* START Data shown *

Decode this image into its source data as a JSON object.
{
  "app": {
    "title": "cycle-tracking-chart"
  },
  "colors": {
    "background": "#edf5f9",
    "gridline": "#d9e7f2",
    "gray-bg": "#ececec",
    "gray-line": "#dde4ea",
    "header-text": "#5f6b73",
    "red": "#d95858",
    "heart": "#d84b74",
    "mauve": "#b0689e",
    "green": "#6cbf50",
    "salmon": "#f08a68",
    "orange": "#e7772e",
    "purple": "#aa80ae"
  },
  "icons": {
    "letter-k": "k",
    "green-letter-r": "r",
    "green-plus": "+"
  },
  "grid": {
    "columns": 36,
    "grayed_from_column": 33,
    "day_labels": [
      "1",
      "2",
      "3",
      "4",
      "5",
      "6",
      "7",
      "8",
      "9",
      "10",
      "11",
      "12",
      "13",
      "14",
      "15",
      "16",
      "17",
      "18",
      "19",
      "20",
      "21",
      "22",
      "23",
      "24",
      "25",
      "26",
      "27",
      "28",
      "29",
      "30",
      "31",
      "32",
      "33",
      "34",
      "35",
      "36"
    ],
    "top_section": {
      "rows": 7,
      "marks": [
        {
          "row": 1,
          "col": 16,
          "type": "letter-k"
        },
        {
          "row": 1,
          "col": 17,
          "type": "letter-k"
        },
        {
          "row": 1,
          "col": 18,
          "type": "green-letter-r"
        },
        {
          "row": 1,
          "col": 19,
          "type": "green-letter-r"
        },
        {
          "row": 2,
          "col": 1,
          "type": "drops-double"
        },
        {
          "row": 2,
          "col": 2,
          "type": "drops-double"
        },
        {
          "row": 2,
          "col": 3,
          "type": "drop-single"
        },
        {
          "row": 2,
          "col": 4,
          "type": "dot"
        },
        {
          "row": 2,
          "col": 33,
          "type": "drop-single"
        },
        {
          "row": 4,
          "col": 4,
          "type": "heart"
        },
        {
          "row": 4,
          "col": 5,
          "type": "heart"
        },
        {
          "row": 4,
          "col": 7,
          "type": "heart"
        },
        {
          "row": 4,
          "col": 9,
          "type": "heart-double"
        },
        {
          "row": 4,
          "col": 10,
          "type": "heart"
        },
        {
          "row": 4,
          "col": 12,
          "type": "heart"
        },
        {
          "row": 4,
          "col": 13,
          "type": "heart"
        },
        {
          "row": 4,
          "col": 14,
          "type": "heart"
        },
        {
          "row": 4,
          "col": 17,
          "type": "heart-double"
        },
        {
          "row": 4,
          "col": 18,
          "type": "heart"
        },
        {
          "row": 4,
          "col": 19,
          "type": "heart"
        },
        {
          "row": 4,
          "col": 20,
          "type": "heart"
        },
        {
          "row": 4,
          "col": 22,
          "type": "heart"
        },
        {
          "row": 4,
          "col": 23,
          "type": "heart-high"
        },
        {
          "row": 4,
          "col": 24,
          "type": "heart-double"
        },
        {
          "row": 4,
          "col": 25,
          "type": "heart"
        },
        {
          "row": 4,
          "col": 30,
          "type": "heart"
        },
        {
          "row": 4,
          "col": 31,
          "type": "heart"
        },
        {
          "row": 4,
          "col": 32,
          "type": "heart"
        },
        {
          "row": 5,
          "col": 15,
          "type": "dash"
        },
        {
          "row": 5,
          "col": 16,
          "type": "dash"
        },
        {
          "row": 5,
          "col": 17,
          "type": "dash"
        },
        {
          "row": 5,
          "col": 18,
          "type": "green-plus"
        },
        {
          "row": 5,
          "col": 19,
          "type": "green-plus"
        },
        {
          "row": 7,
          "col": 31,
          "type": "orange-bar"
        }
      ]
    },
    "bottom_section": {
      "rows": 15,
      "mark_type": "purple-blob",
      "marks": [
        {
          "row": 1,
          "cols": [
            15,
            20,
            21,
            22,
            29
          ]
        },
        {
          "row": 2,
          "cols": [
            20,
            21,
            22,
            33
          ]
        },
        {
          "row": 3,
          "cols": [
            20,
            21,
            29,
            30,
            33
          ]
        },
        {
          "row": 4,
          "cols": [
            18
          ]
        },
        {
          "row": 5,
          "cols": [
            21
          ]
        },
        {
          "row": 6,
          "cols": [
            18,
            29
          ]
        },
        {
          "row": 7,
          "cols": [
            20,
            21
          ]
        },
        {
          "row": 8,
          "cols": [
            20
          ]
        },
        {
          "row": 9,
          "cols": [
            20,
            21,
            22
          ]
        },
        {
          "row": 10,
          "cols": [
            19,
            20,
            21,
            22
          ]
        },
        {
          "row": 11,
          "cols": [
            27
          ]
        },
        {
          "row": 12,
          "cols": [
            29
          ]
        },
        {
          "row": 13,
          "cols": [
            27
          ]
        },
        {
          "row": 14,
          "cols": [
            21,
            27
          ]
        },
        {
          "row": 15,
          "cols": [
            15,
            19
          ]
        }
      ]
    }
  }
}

* END Data shown *
* START Data shown *

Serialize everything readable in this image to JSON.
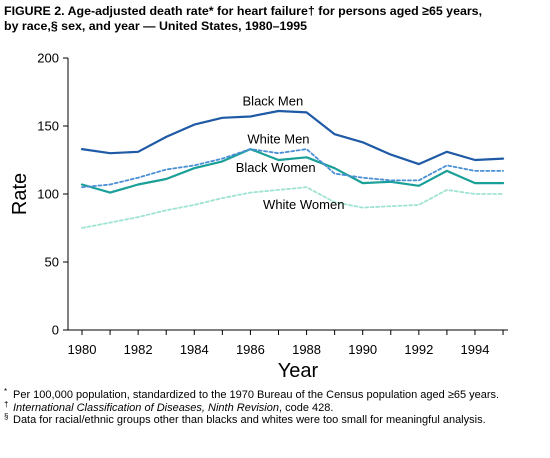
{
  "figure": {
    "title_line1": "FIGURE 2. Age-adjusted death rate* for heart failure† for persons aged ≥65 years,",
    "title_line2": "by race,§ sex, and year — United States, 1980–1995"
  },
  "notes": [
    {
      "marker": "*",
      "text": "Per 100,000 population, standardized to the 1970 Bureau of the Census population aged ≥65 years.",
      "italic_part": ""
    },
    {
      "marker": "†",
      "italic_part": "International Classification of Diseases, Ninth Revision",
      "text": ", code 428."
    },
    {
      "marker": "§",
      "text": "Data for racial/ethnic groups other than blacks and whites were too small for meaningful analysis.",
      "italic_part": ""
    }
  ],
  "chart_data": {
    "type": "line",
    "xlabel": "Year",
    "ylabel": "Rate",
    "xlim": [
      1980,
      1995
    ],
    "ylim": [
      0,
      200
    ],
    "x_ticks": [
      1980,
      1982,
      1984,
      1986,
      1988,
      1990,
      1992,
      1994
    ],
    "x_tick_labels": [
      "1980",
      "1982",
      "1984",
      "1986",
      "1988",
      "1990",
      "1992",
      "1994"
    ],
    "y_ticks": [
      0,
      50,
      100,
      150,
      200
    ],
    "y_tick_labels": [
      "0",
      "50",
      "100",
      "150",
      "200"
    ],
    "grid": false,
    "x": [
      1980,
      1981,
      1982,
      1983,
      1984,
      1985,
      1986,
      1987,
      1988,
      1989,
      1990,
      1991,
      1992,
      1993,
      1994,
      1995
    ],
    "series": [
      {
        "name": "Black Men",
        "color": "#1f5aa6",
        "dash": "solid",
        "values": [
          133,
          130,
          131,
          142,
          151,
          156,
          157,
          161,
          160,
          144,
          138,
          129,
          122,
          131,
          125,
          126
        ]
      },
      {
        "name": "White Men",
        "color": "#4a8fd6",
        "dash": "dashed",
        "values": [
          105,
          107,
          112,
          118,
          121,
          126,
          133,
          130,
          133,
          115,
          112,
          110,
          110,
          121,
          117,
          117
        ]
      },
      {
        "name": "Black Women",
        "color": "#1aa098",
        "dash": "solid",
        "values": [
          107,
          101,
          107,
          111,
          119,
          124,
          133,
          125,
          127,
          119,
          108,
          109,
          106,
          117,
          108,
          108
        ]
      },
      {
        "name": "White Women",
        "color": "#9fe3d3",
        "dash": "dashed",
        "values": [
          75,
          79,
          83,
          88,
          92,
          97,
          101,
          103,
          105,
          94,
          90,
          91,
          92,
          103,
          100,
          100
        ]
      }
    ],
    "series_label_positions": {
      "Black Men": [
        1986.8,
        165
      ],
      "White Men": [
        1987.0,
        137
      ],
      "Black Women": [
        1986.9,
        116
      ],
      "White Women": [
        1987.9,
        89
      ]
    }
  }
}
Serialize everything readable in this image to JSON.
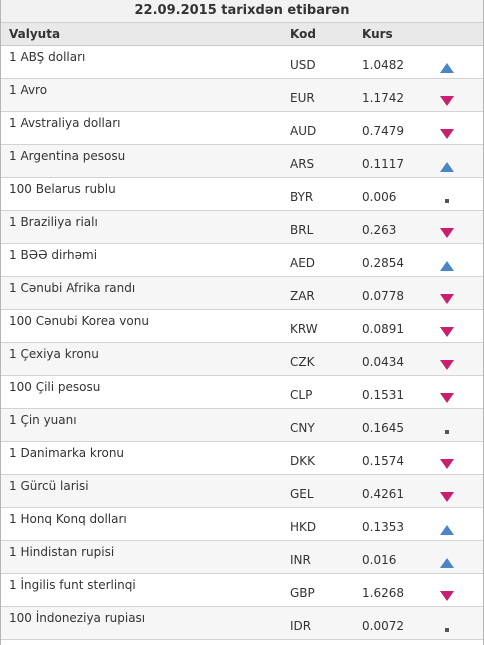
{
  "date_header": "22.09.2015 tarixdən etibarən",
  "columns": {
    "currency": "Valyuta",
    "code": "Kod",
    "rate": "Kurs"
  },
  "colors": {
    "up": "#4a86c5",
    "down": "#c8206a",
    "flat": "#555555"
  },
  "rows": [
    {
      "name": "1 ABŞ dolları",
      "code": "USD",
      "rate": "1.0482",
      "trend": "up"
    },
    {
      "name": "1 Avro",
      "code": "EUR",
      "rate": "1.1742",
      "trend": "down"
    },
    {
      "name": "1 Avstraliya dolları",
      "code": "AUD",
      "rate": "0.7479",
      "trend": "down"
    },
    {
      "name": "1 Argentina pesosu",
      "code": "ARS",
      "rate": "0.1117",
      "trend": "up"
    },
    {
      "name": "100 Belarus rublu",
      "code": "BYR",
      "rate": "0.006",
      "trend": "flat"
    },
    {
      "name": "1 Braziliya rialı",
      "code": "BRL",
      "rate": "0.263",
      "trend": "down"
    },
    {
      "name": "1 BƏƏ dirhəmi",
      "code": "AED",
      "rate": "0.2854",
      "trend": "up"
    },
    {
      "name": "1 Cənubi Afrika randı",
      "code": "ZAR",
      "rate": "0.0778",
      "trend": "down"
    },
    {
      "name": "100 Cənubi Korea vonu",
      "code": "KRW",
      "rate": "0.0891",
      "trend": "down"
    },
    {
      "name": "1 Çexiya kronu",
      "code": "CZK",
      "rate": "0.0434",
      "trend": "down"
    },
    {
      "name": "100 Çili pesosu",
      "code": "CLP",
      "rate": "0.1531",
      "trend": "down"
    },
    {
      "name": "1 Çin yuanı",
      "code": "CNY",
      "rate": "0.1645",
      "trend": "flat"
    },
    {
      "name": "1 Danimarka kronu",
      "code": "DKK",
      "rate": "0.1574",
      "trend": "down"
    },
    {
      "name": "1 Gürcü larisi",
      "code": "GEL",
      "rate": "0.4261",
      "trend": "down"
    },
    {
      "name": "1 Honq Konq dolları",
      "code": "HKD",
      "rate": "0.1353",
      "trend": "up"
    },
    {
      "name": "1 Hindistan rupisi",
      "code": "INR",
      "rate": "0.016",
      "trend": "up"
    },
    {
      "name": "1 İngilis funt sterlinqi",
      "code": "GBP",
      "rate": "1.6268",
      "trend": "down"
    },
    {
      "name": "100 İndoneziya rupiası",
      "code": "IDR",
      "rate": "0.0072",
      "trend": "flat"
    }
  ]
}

* END Data shown *
* START Data shown *

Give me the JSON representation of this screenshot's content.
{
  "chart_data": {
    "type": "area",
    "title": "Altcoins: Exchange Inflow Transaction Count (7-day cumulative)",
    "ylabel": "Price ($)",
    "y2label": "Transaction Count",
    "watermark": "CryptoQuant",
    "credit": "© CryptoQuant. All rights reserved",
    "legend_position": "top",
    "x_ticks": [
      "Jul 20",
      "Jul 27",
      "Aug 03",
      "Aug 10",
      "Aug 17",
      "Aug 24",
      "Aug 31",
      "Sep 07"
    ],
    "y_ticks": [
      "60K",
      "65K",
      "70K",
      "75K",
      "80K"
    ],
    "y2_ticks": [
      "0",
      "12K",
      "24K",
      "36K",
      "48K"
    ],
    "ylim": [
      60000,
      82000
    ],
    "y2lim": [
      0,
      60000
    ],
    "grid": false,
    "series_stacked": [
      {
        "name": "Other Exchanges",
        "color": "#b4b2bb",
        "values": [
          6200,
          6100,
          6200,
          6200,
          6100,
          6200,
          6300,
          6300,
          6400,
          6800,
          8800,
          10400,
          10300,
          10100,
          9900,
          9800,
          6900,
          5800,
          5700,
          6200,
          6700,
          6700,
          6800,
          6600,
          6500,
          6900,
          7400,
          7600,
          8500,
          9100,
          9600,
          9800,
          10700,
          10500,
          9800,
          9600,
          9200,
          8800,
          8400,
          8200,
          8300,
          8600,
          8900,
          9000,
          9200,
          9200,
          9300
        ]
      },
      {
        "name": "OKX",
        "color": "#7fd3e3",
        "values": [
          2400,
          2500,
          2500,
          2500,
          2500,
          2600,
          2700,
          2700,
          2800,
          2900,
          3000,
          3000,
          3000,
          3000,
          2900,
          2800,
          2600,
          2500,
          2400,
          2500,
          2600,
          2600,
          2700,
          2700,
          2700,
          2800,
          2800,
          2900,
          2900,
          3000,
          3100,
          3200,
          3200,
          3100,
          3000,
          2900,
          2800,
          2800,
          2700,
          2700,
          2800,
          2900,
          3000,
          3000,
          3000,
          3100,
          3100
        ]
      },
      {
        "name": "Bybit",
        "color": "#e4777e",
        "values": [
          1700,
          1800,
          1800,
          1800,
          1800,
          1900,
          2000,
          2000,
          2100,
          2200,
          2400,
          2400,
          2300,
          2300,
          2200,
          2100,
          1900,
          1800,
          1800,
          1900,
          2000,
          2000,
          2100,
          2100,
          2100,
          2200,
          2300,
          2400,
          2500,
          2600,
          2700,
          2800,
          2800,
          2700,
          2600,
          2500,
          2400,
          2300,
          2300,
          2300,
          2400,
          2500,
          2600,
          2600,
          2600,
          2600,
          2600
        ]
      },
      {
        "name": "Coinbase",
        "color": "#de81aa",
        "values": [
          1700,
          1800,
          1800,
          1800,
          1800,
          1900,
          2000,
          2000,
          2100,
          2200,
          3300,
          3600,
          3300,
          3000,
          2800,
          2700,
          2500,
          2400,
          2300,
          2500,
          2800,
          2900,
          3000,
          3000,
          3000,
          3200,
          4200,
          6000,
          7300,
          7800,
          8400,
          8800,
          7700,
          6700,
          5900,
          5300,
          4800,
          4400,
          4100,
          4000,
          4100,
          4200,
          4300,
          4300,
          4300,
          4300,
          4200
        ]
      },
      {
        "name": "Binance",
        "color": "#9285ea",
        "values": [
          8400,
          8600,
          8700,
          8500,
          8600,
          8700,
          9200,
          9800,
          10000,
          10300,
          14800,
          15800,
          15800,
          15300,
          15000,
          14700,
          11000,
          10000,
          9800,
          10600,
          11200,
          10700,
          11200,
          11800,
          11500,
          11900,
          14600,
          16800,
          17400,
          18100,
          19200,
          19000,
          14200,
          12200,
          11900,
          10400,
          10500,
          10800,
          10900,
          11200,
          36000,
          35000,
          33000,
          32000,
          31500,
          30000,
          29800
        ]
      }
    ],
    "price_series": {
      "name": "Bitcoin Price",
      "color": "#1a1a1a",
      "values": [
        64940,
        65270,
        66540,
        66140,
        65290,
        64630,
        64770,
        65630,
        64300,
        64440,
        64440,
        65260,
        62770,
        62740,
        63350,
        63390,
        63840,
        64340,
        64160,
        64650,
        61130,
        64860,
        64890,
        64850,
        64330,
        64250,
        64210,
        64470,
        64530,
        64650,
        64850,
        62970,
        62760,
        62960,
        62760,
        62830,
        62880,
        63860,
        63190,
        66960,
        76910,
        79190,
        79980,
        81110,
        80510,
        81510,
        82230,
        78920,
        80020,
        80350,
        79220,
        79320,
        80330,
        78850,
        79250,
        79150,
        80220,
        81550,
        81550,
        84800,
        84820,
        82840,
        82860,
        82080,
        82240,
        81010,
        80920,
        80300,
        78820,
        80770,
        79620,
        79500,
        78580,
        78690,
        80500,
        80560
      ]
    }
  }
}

* END Data shown *

- **Instructions to follow**
Extract each line from the listing that holds the word "CryptoQuant".

- **Result for this task**
    "watermark": "CryptoQuant",
    "credit": "© CryptoQuant. All rights reserved",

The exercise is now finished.